*Your task*. Copy each line exactly. Leave nothing out.

— Begin —

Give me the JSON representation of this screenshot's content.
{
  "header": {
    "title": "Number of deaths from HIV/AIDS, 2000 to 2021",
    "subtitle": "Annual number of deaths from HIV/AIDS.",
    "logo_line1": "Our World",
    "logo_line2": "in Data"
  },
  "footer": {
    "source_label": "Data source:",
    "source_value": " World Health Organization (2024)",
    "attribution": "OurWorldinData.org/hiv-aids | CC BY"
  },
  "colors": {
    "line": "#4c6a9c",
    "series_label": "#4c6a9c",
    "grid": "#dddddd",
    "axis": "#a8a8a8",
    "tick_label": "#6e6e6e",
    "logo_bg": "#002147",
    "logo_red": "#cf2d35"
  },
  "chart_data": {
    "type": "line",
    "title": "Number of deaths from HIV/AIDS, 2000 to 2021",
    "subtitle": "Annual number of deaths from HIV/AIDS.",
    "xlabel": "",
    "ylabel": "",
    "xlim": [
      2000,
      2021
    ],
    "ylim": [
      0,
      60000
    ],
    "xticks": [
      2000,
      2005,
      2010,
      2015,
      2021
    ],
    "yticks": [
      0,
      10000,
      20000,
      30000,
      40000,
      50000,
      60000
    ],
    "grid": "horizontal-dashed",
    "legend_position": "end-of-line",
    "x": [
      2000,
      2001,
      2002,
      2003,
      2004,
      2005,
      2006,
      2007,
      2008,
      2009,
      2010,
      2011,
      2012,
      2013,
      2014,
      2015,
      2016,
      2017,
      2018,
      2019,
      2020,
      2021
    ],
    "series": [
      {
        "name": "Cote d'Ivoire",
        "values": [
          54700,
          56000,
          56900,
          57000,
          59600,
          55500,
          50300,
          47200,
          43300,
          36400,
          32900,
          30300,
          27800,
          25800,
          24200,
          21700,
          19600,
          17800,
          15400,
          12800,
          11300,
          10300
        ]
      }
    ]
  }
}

— End —

*Correct result*.
Give me the JSON representation of this screenshot's content.
{
  "header": {
    "title": "Number of deaths from HIV/AIDS, 2000 to 2021",
    "subtitle": "Annual number of deaths from HIV/AIDS.",
    "logo_line1": "Our World",
    "logo_line2": "in Data"
  },
  "footer": {
    "source_label": "Data source:",
    "source_value": " World Health Organization (2024)",
    "attribution": "OurWorldinData.org/hiv-aids | CC BY"
  },
  "colors": {
    "line": "#4c6a9c",
    "series_label": "#4c6a9c",
    "grid": "#dddddd",
    "axis": "#a8a8a8",
    "tick_label": "#6e6e6e",
    "logo_bg": "#002147",
    "logo_red": "#cf2d35"
  },
  "chart_data": {
    "type": "line",
    "title": "Number of deaths from HIV/AIDS, 2000 to 2021",
    "subtitle": "Annual number of deaths from HIV/AIDS.",
    "xlabel": "",
    "ylabel": "",
    "xlim": [
      2000,
      2021
    ],
    "ylim": [
      0,
      60000
    ],
    "xticks": [
      2000,
      2005,
      2010,
      2015,
      2021
    ],
    "yticks": [
      0,
      10000,
      20000,
      30000,
      40000,
      50000,
      60000
    ],
    "grid": "horizontal-dashed",
    "legend_position": "end-of-line",
    "x": [
      2000,
      2001,
      2002,
      2003,
      2004,
      2005,
      2006,
      2007,
      2008,
      2009,
      2010,
      2011,
      2012,
      2013,
      2014,
      2015,
      2016,
      2017,
      2018,
      2019,
      2020,
      2021
    ],
    "series": [
      {
        "name": "Cote d'Ivoire",
        "values": [
          54700,
          56000,
          56900,
          57000,
          59600,
          55500,
          50300,
          47200,
          43300,
          36400,
          32900,
          30300,
          27800,
          25800,
          24200,
          21700,
          19600,
          17800,
          15400,
          12800,
          11300,
          10300
        ]
      }
    ]
  }
}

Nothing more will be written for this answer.